'''
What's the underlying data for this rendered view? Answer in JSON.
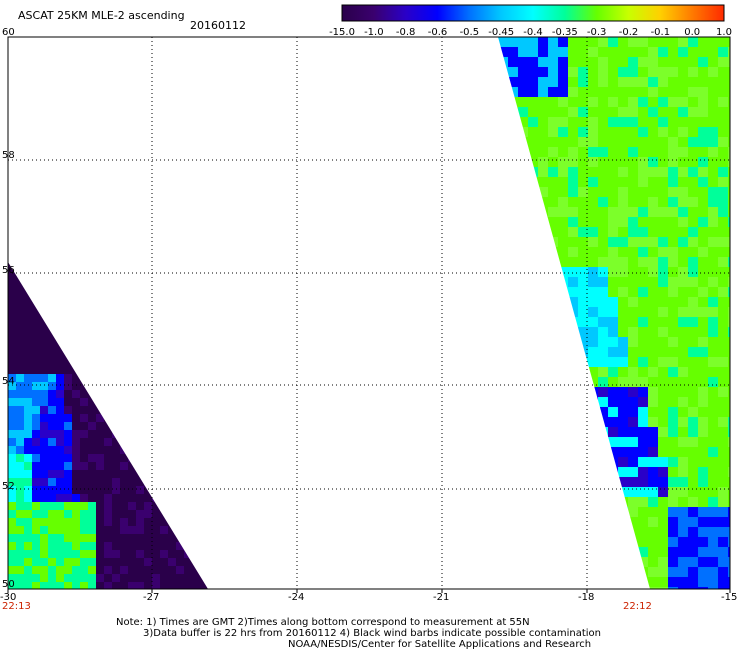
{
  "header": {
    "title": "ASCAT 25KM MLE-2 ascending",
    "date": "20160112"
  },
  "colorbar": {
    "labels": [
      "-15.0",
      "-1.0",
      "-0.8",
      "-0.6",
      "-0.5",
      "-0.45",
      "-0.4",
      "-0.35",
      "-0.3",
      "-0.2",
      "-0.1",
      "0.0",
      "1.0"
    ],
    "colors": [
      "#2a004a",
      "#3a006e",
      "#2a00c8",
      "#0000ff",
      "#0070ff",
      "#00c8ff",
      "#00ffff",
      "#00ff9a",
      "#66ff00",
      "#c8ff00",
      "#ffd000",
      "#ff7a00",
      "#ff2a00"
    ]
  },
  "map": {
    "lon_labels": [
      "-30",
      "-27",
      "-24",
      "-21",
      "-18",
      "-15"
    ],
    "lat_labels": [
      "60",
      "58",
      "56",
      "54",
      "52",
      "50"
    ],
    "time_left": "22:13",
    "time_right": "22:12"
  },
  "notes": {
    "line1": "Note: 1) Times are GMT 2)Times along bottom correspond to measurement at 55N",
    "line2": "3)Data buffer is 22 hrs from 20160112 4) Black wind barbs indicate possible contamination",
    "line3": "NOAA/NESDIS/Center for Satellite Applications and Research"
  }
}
'''
**The problem:**
Retype all of the entries exactly as written, leaving out any images.

**Worked solution:**
What's the underlying data for this rendered view? Answer in JSON.
{
  "header": {
    "title": "ASCAT 25KM MLE-2 ascending",
    "date": "20160112"
  },
  "colorbar": {
    "labels": [
      "-15.0",
      "-1.0",
      "-0.8",
      "-0.6",
      "-0.5",
      "-0.45",
      "-0.4",
      "-0.35",
      "-0.3",
      "-0.2",
      "-0.1",
      "0.0",
      "1.0"
    ],
    "colors": [
      "#2a004a",
      "#3a006e",
      "#2a00c8",
      "#0000ff",
      "#0070ff",
      "#00c8ff",
      "#00ffff",
      "#00ff9a",
      "#66ff00",
      "#c8ff00",
      "#ffd000",
      "#ff7a00",
      "#ff2a00"
    ]
  },
  "map": {
    "lon_labels": [
      "-30",
      "-27",
      "-24",
      "-21",
      "-18",
      "-15"
    ],
    "lat_labels": [
      "60",
      "58",
      "56",
      "54",
      "52",
      "50"
    ],
    "time_left": "22:13",
    "time_right": "22:12"
  },
  "notes": {
    "line1": "Note: 1) Times are GMT 2)Times along bottom correspond to measurement at 55N",
    "line2": "3)Data buffer is 22 hrs from 20160112 4) Black wind barbs indicate possible contamination",
    "line3": "NOAA/NESDIS/Center for Satellite Applications and Research"
  }
}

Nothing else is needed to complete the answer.